_Figure data in JSON_:
** START **
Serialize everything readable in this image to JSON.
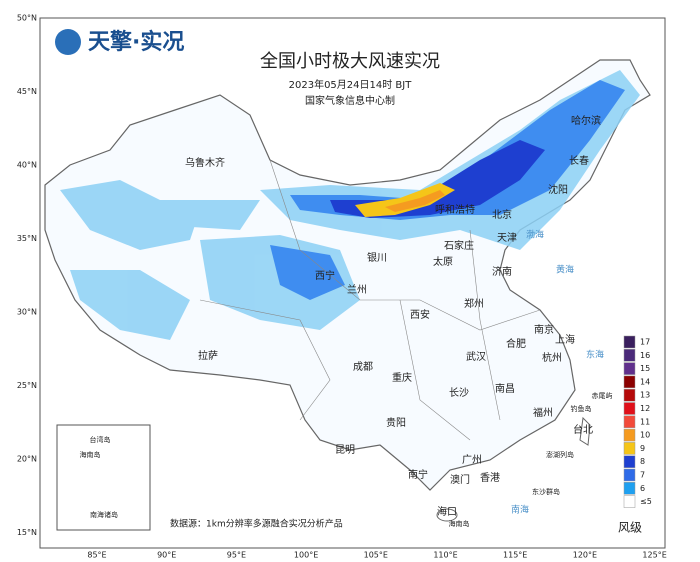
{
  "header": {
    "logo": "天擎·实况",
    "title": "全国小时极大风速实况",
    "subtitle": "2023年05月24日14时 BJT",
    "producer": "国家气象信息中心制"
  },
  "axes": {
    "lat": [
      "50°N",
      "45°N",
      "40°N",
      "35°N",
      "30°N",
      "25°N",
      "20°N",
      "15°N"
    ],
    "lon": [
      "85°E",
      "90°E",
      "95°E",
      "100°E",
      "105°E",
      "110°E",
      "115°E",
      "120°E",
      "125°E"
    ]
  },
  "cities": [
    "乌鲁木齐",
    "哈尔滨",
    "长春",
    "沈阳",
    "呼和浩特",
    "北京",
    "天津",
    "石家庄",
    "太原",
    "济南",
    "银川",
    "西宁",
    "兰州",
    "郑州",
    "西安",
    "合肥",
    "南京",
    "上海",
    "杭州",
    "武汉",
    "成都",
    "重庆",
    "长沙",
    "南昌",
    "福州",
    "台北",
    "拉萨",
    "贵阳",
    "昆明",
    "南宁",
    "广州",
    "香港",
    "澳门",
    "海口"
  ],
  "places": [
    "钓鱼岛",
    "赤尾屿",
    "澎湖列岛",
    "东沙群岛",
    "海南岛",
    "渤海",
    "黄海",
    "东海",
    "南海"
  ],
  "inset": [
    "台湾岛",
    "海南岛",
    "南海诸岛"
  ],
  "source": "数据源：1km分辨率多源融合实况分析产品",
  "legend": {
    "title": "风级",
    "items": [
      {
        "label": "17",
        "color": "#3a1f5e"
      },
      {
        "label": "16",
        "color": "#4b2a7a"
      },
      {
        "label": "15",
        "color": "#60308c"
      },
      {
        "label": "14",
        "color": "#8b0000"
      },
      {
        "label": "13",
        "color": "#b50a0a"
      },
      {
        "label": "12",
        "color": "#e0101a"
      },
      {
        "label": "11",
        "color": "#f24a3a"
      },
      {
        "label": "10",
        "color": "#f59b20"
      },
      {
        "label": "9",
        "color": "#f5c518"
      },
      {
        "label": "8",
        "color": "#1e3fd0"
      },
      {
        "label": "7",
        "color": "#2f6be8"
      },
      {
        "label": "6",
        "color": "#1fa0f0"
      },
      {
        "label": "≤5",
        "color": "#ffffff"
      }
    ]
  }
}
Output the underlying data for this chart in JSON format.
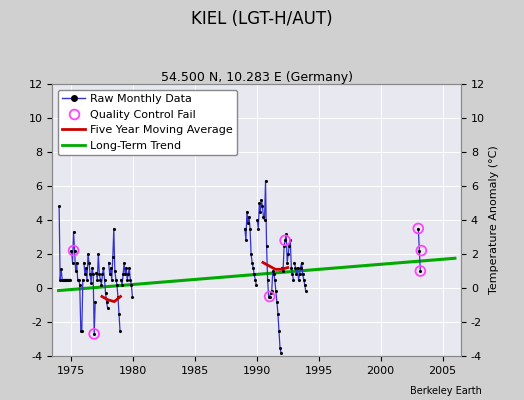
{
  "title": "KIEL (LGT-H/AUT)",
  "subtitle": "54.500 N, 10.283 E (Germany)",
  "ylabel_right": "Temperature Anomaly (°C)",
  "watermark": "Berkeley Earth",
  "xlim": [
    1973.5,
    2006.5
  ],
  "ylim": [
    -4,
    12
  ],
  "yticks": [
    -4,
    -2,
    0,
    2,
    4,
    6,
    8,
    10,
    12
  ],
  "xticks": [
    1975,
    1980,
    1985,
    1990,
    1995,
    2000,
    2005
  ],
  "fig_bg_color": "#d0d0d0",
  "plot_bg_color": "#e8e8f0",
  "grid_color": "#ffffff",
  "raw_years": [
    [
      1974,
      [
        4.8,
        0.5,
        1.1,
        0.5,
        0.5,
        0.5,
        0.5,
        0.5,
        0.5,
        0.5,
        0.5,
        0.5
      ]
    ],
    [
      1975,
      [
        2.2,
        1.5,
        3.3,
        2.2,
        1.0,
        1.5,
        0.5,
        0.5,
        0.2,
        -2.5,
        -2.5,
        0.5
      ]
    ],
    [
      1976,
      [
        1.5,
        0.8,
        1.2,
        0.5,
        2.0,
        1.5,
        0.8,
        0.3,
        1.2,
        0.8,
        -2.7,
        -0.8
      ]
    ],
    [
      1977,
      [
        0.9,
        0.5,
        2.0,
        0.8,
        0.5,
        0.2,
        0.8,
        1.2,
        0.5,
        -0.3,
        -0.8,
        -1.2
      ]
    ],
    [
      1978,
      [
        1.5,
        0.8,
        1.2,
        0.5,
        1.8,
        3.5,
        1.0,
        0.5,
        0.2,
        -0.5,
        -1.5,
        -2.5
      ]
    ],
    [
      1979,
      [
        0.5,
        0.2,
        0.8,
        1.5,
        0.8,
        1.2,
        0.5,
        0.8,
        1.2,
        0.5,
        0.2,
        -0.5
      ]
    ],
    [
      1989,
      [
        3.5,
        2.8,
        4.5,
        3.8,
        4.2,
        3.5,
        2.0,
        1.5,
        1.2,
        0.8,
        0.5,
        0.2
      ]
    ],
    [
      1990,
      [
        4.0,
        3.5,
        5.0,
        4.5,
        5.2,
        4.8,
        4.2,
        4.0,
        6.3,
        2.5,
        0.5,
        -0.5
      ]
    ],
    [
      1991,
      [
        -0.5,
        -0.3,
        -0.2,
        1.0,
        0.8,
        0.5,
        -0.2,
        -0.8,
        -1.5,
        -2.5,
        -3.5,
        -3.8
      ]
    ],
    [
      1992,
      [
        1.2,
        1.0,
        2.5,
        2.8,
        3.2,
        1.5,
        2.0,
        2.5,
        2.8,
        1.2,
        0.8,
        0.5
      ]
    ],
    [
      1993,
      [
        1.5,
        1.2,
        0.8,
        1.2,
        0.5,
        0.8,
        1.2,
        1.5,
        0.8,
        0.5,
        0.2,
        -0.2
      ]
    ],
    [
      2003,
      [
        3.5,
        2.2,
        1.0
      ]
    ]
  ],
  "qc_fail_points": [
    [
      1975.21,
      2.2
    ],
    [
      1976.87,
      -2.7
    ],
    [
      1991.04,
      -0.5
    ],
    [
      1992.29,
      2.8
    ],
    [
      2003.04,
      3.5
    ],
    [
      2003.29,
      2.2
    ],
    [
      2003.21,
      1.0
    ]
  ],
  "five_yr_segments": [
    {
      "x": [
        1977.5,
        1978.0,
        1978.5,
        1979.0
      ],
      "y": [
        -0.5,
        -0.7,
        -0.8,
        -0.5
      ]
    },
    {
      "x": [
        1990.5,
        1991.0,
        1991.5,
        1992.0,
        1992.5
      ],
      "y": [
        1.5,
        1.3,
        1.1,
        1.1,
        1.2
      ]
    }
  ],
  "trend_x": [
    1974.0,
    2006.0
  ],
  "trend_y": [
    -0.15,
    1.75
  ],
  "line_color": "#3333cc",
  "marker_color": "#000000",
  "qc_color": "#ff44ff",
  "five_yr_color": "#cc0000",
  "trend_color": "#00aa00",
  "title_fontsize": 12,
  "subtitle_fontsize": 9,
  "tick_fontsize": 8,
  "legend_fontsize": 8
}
** END **
** START **
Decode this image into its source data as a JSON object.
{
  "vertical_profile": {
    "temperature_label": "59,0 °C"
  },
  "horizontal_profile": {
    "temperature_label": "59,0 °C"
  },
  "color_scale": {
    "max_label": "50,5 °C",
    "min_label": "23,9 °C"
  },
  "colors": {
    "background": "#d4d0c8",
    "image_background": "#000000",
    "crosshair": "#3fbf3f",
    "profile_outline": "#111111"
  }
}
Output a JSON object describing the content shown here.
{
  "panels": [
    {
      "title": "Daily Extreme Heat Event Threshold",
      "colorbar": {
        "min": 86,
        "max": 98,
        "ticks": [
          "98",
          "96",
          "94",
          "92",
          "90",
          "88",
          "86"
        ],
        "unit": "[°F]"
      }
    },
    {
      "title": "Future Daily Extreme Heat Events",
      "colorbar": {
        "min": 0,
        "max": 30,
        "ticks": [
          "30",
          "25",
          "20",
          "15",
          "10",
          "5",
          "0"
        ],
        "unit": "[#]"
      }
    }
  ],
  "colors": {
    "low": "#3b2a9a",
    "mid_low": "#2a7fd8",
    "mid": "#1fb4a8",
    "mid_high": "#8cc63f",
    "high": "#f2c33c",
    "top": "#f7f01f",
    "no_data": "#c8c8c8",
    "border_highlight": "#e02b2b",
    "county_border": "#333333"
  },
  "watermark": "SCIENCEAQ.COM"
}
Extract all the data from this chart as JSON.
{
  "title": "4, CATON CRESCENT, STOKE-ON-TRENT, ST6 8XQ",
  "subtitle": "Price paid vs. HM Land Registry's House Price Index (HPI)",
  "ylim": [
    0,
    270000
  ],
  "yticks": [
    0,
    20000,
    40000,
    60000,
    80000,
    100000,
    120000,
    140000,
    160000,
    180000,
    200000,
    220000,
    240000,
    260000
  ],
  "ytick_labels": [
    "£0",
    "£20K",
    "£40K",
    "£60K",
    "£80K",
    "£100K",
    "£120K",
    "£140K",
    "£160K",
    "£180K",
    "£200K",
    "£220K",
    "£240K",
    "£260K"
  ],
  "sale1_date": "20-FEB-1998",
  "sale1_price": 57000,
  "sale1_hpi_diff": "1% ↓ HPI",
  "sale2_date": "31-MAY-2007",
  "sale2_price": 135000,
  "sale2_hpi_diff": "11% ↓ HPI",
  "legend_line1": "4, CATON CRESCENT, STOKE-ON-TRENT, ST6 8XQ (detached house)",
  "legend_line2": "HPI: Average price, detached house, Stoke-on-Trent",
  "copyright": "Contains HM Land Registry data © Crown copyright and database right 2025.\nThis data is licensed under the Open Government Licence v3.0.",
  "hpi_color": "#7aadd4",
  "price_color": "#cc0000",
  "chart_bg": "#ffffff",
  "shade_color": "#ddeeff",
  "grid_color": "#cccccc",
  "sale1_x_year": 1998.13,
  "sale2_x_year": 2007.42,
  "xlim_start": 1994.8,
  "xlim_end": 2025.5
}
** END **
Look through the material above. Copy each line where the word "Heat" appears.

_CORRECT RESPONSE_:
      "title": "Daily Extreme Heat Event Threshold",
      "title": "Future Daily Extreme Heat Events",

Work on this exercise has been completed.